### Exercise aim
Check each line of the data for "JSON" and select those that have it.

[A run of records]
>> Begin
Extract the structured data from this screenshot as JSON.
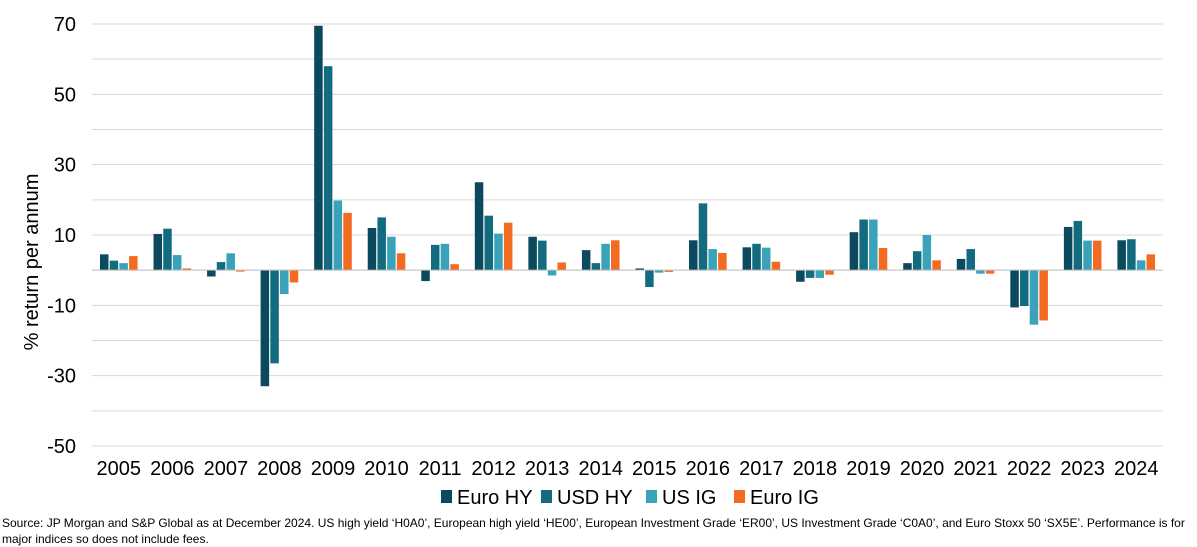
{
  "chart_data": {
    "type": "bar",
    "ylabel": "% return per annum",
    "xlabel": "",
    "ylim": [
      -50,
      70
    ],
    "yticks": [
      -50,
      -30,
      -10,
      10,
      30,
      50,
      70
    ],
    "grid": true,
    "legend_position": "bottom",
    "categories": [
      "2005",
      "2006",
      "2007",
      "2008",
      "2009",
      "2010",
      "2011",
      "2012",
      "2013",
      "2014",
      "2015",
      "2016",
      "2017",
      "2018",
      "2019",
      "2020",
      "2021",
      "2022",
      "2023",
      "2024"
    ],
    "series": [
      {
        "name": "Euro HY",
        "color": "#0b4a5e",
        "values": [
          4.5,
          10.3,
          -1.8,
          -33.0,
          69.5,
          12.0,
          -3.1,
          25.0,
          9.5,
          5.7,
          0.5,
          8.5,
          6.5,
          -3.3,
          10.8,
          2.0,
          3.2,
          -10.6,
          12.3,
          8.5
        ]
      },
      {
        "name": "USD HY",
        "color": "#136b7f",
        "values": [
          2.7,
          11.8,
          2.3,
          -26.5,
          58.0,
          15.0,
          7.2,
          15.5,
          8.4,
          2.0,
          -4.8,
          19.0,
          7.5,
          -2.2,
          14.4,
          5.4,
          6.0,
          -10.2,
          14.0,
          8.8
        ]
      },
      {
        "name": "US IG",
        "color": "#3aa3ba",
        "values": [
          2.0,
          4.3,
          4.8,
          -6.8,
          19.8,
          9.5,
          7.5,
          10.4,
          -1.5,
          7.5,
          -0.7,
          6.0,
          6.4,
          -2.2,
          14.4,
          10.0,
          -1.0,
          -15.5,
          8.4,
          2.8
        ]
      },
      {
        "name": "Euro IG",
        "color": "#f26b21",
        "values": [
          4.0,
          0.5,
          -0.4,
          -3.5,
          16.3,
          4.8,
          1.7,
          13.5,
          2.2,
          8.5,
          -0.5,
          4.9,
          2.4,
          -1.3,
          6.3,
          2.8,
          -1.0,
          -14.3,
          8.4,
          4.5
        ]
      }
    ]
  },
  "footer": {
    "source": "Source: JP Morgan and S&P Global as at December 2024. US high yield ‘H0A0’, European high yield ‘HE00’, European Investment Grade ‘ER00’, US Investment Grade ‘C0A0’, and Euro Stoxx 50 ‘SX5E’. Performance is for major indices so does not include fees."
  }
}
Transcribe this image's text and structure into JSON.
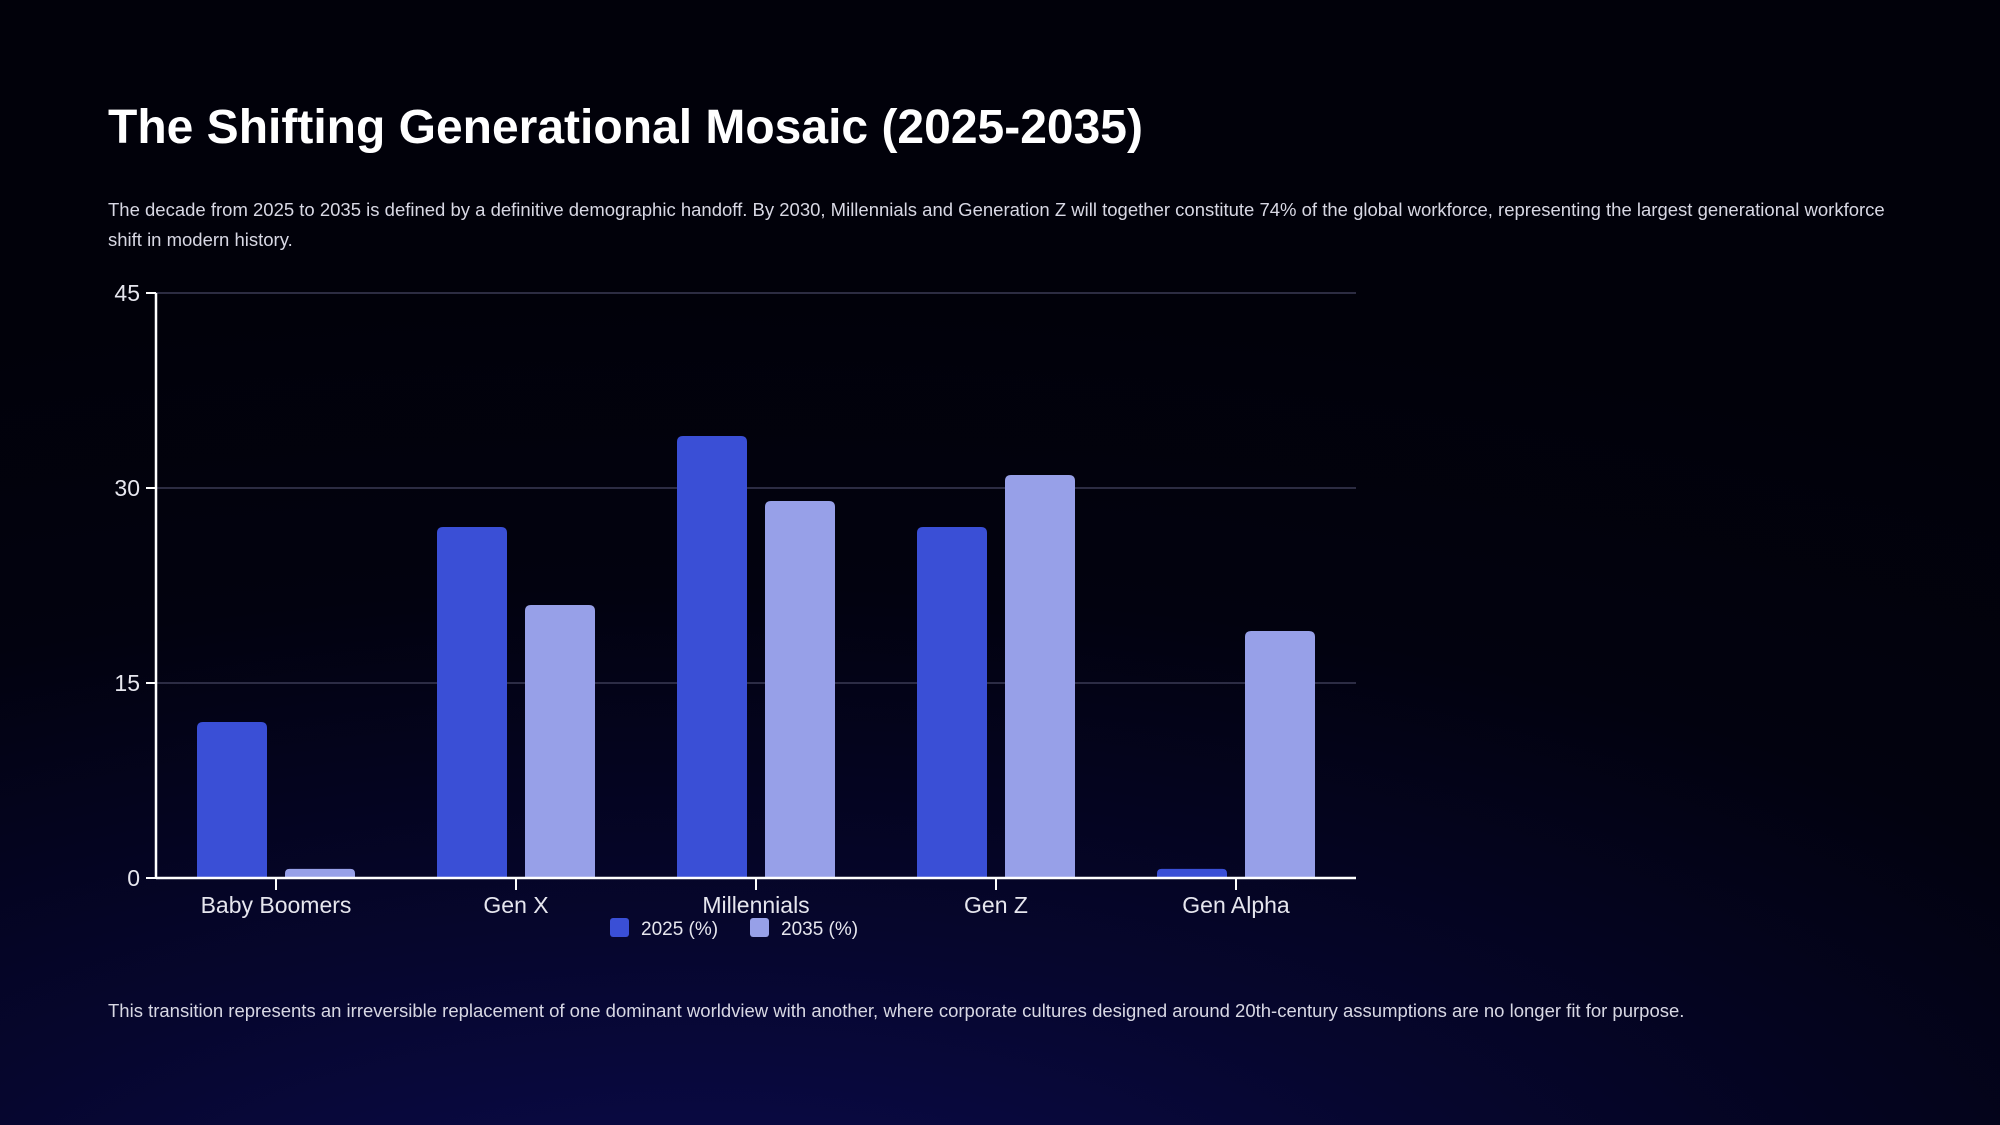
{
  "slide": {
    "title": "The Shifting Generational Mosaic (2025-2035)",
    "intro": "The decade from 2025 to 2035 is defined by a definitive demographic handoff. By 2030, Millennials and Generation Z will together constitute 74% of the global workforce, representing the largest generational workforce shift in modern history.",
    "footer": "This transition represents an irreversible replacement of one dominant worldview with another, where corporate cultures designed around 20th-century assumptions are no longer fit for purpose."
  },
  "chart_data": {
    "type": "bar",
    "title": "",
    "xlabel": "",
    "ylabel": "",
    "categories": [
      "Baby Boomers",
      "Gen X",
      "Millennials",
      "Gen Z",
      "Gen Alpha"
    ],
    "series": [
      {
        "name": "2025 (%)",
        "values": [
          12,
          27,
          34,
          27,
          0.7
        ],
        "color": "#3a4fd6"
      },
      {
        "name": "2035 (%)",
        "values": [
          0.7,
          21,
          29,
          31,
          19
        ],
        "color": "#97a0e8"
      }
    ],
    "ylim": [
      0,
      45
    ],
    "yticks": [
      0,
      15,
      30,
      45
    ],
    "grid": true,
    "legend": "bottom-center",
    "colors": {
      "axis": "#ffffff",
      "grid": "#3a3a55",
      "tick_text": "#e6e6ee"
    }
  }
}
>> End
### Solution to this task
Extract the structured data from this screenshot as JSON.
Transcribe this image's text and structure into JSON.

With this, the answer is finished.